TASK DETAILS |
Copy out each of the items below word for word, keeping every line as it is.

>> BEGIN

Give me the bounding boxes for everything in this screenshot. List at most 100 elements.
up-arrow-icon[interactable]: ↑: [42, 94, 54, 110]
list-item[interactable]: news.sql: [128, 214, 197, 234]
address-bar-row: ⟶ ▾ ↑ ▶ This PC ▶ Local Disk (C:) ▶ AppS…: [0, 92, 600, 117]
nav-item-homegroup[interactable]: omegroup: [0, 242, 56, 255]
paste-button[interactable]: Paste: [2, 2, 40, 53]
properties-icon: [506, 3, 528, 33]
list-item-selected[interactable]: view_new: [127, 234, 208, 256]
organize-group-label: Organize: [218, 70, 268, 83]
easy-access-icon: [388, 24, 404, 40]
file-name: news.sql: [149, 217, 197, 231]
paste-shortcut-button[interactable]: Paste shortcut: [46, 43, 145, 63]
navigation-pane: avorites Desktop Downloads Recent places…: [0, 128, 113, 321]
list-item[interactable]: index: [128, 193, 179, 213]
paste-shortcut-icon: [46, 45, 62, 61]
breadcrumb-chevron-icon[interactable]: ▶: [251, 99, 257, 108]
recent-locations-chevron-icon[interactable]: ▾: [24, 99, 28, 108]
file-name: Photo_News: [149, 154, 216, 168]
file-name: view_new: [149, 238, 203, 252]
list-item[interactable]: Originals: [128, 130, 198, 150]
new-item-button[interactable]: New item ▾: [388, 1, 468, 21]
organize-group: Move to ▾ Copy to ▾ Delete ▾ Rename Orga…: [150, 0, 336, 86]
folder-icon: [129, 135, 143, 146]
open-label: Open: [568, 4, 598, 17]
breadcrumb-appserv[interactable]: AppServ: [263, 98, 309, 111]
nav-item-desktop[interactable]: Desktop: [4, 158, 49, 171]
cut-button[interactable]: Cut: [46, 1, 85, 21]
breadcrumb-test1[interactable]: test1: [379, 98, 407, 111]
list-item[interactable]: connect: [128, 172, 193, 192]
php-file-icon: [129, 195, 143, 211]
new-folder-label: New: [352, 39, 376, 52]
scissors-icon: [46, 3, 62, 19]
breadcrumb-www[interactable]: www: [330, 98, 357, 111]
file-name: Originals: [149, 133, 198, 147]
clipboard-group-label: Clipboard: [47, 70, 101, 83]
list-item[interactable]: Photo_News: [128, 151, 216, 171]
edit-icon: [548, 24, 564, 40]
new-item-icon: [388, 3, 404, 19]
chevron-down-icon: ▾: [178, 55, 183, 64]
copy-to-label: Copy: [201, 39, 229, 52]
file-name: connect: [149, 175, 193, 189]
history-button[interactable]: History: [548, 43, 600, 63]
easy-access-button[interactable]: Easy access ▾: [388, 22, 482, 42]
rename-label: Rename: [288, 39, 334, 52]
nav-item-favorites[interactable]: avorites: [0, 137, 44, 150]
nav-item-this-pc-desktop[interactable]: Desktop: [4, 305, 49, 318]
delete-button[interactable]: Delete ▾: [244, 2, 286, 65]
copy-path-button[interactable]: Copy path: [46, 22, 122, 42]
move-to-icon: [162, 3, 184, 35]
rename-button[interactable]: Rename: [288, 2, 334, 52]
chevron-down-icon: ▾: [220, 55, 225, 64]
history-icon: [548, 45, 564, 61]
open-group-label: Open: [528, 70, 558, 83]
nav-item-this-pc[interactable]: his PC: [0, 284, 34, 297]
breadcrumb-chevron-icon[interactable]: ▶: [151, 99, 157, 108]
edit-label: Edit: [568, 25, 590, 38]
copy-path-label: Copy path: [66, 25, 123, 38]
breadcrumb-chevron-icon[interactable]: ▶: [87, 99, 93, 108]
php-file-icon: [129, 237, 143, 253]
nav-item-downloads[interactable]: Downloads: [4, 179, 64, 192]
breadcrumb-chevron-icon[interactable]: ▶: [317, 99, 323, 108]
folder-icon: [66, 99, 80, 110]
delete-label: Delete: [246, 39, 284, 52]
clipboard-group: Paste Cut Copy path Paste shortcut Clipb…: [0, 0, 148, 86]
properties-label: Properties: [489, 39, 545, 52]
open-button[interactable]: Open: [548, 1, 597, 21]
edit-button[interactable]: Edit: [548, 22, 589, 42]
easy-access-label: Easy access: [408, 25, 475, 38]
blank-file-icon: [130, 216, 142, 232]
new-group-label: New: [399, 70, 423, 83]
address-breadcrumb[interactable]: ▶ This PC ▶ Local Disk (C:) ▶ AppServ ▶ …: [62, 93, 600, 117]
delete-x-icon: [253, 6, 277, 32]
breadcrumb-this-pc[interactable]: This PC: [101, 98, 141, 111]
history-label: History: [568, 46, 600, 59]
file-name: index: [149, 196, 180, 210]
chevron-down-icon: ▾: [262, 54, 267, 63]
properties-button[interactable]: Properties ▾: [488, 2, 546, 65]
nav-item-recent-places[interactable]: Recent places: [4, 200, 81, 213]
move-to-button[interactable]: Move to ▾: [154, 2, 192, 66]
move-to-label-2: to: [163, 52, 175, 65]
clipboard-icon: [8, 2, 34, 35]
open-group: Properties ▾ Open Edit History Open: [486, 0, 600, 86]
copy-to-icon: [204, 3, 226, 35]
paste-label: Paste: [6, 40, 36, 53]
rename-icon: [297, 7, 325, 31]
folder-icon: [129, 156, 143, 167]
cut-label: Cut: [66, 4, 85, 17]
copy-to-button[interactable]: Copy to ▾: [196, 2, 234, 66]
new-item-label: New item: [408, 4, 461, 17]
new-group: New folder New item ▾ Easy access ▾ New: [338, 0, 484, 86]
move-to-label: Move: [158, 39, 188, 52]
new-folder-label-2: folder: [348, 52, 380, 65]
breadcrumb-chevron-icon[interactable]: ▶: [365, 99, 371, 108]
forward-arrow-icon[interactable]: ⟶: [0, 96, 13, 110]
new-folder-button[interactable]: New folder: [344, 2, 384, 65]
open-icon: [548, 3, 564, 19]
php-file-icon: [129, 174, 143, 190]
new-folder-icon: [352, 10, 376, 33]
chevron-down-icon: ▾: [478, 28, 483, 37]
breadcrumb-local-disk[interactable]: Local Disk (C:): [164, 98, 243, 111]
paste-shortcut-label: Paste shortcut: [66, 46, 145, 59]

>> END

FINISHED ANSWER |
Give me the bounding boxes for everything in this screenshot. List at most 100 elements.
up-arrow-icon[interactable]: ↑: [42, 94, 54, 110]
list-item[interactable]: news.sql: [128, 214, 197, 234]
address-bar-row: ⟶ ▾ ↑ ▶ This PC ▶ Local Disk (C:) ▶ AppS…: [0, 92, 600, 117]
nav-item-homegroup[interactable]: omegroup: [0, 242, 56, 255]
paste-button[interactable]: Paste: [2, 2, 40, 53]
properties-icon: [506, 3, 528, 33]
list-item-selected[interactable]: view_new: [127, 234, 208, 256]
organize-group-label: Organize: [218, 70, 268, 83]
easy-access-icon: [388, 24, 404, 40]
file-name: news.sql: [149, 217, 197, 231]
paste-shortcut-button[interactable]: Paste shortcut: [46, 43, 145, 63]
navigation-pane: avorites Desktop Downloads Recent places…: [0, 128, 113, 321]
list-item[interactable]: index: [128, 193, 179, 213]
paste-shortcut-icon: [46, 45, 62, 61]
breadcrumb-chevron-icon[interactable]: ▶: [251, 99, 257, 108]
recent-locations-chevron-icon[interactable]: ▾: [24, 99, 28, 108]
file-name: Photo_News: [149, 154, 216, 168]
file-name: view_new: [149, 238, 203, 252]
list-item[interactable]: Originals: [128, 130, 198, 150]
new-item-button[interactable]: New item ▾: [388, 1, 468, 21]
organize-group: Move to ▾ Copy to ▾ Delete ▾ Rename Orga…: [150, 0, 336, 86]
folder-icon: [129, 135, 143, 146]
open-label: Open: [568, 4, 598, 17]
breadcrumb-appserv[interactable]: AppServ: [263, 98, 309, 111]
nav-item-desktop[interactable]: Desktop: [4, 158, 49, 171]
cut-button[interactable]: Cut: [46, 1, 85, 21]
breadcrumb-test1[interactable]: test1: [379, 98, 407, 111]
list-item[interactable]: connect: [128, 172, 193, 192]
php-file-icon: [129, 195, 143, 211]
new-folder-label: New: [352, 39, 376, 52]
scissors-icon: [46, 3, 62, 19]
breadcrumb-www[interactable]: www: [330, 98, 357, 111]
file-name: Originals: [149, 133, 198, 147]
clipboard-group-label: Clipboard: [47, 70, 101, 83]
list-item[interactable]: Photo_News: [128, 151, 216, 171]
edit-icon: [548, 24, 564, 40]
new-item-icon: [388, 3, 404, 19]
chevron-down-icon: ▾: [178, 55, 183, 64]
copy-to-label: Copy: [201, 39, 229, 52]
file-name: connect: [149, 175, 193, 189]
history-button[interactable]: History: [548, 43, 600, 63]
easy-access-button[interactable]: Easy access ▾: [388, 22, 482, 42]
rename-label: Rename: [288, 39, 334, 52]
nav-item-favorites[interactable]: avorites: [0, 137, 44, 150]
nav-item-this-pc-desktop[interactable]: Desktop: [4, 305, 49, 318]
delete-button[interactable]: Delete ▾: [244, 2, 286, 65]
copy-path-button[interactable]: Copy path: [46, 22, 122, 42]
move-to-icon: [162, 3, 184, 35]
rename-button[interactable]: Rename: [288, 2, 334, 52]
chevron-down-icon: ▾: [220, 55, 225, 64]
history-icon: [548, 45, 564, 61]
open-group-label: Open: [528, 70, 558, 83]
nav-item-this-pc[interactable]: his PC: [0, 284, 34, 297]
breadcrumb-chevron-icon[interactable]: ▶: [151, 99, 157, 108]
edit-label: Edit: [568, 25, 590, 38]
copy-path-label: Copy path: [66, 25, 123, 38]
breadcrumb-chevron-icon[interactable]: ▶: [87, 99, 93, 108]
php-file-icon: [129, 237, 143, 253]
nav-item-downloads[interactable]: Downloads: [4, 179, 64, 192]
breadcrumb-chevron-icon[interactable]: ▶: [317, 99, 323, 108]
folder-icon: [66, 99, 80, 110]
delete-label: Delete: [246, 39, 284, 52]
clipboard-group: Paste Cut Copy path Paste shortcut Clipb…: [0, 0, 148, 86]
properties-label: Properties: [489, 39, 545, 52]
open-button[interactable]: Open: [548, 1, 597, 21]
edit-button[interactable]: Edit: [548, 22, 589, 42]
easy-access-label: Easy access: [408, 25, 475, 38]
blank-file-icon: [130, 216, 142, 232]
new-group-label: New: [399, 70, 423, 83]
address-breadcrumb[interactable]: ▶ This PC ▶ Local Disk (C:) ▶ AppServ ▶ …: [62, 93, 600, 117]
delete-x-icon: [253, 6, 277, 32]
breadcrumb-this-pc[interactable]: This PC: [101, 98, 141, 111]
history-label: History: [568, 46, 600, 59]
file-name: index: [149, 196, 180, 210]
chevron-down-icon: ▾: [262, 54, 267, 63]
properties-button[interactable]: Properties ▾: [488, 2, 546, 65]
nav-item-recent-places[interactable]: Recent places: [4, 200, 81, 213]
move-to-button[interactable]: Move to ▾: [154, 2, 192, 66]
move-to-label-2: to: [163, 52, 175, 65]
clipboard-icon: [8, 2, 34, 35]
open-group: Properties ▾ Open Edit History Open: [486, 0, 600, 86]
copy-to-icon: [204, 3, 226, 35]
paste-label: Paste: [6, 40, 36, 53]
rename-icon: [297, 7, 325, 31]
folder-icon: [129, 156, 143, 167]
cut-label: Cut: [66, 4, 85, 17]
copy-to-button[interactable]: Copy to ▾: [196, 2, 234, 66]
new-item-label: New item: [408, 4, 461, 17]
new-group: New folder New item ▾ Easy access ▾ New: [338, 0, 484, 86]
move-to-label: Move: [158, 39, 188, 52]
new-folder-label-2: folder: [348, 52, 380, 65]
breadcrumb-chevron-icon[interactable]: ▶: [365, 99, 371, 108]
forward-arrow-icon[interactable]: ⟶: [0, 96, 13, 110]
new-folder-button[interactable]: New folder: [344, 2, 384, 65]
open-icon: [548, 3, 564, 19]
php-file-icon: [129, 174, 143, 190]
new-folder-icon: [352, 10, 376, 33]
chevron-down-icon: ▾: [478, 28, 483, 37]
breadcrumb-local-disk[interactable]: Local Disk (C:): [164, 98, 243, 111]
paste-shortcut-label: Paste shortcut: [66, 46, 145, 59]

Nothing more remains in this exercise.